→ **DATASET EXCERPTS**:
-------

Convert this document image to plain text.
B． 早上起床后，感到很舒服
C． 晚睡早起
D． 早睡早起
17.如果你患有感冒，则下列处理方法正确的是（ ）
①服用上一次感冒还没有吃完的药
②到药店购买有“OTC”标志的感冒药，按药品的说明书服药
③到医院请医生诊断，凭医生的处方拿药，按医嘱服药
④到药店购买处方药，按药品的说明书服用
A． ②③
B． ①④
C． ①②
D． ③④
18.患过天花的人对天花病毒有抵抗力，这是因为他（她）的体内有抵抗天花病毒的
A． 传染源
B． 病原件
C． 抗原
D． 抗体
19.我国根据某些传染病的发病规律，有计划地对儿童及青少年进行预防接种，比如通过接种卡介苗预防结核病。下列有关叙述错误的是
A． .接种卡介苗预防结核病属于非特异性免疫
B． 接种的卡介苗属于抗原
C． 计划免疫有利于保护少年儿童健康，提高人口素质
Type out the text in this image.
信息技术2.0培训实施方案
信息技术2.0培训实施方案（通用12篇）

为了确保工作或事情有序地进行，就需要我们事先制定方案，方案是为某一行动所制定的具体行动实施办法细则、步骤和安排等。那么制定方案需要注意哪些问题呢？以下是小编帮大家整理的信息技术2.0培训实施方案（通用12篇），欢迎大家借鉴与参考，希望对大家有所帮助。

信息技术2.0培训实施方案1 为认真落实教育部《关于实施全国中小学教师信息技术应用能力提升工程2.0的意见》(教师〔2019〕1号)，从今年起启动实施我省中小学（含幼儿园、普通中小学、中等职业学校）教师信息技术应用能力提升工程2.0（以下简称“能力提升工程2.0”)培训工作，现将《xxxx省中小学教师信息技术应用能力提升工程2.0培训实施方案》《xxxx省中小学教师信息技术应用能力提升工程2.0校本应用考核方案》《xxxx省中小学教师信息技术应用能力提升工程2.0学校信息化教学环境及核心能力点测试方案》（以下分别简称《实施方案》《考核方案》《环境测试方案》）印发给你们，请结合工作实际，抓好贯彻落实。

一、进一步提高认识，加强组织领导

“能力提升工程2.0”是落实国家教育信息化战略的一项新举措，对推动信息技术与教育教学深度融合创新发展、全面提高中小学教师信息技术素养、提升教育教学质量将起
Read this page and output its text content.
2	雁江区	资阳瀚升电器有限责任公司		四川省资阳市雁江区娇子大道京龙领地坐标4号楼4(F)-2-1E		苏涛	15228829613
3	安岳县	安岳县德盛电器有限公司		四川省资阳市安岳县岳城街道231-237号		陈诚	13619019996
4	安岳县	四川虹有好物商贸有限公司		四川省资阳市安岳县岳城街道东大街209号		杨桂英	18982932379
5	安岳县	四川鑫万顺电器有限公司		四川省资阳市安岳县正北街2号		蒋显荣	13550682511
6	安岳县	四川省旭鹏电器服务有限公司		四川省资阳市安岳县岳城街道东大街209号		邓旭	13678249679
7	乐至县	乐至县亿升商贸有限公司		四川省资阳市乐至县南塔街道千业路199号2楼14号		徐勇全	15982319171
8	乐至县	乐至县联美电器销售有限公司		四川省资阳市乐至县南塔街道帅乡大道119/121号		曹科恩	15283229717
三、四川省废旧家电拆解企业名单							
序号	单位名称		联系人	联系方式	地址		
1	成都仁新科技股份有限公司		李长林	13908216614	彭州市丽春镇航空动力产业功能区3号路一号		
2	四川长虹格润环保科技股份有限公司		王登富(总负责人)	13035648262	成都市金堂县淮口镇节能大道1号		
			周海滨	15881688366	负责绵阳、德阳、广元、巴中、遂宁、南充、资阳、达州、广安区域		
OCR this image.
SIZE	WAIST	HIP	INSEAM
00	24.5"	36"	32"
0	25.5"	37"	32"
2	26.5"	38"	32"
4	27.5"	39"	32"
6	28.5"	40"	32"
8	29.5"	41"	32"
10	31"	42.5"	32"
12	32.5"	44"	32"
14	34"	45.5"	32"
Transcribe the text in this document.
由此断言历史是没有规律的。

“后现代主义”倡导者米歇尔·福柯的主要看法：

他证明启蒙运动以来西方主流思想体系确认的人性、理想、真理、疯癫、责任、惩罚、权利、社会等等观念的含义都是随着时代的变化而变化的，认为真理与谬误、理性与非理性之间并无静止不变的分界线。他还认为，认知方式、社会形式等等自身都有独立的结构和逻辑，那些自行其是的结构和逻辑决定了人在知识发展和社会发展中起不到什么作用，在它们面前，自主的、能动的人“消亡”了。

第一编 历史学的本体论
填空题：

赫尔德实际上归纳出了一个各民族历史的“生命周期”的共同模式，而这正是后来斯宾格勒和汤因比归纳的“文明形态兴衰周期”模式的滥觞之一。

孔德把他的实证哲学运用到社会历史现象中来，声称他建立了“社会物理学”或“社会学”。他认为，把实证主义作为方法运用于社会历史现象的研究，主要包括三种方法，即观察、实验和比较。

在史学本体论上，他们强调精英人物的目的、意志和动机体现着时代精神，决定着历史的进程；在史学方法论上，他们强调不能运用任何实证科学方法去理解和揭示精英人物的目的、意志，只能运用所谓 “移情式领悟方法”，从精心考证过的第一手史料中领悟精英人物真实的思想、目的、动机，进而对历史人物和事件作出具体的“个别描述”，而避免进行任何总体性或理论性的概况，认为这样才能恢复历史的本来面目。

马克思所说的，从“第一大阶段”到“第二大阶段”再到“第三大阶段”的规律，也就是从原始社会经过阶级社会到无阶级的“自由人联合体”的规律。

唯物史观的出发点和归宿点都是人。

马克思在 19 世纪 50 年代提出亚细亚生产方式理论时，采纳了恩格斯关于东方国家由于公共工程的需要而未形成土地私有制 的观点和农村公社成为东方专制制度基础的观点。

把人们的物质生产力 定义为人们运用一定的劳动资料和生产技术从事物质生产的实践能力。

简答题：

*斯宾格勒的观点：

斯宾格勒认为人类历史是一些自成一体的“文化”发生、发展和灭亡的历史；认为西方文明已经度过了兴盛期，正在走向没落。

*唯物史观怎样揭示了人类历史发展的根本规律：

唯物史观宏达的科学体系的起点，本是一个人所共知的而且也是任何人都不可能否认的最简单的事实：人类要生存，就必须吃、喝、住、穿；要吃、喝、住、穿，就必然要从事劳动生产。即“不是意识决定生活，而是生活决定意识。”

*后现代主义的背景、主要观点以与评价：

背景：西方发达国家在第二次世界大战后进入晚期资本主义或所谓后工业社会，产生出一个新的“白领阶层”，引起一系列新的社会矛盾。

-------

→ **DIRECTION**:
Pull out all lines from the entries above in which the word "text" appears.

→ **SOLUTION**:
Convert this document image to plain text.
Type out the text in this image.
Read this page and output its text content.
Transcribe the text in this document.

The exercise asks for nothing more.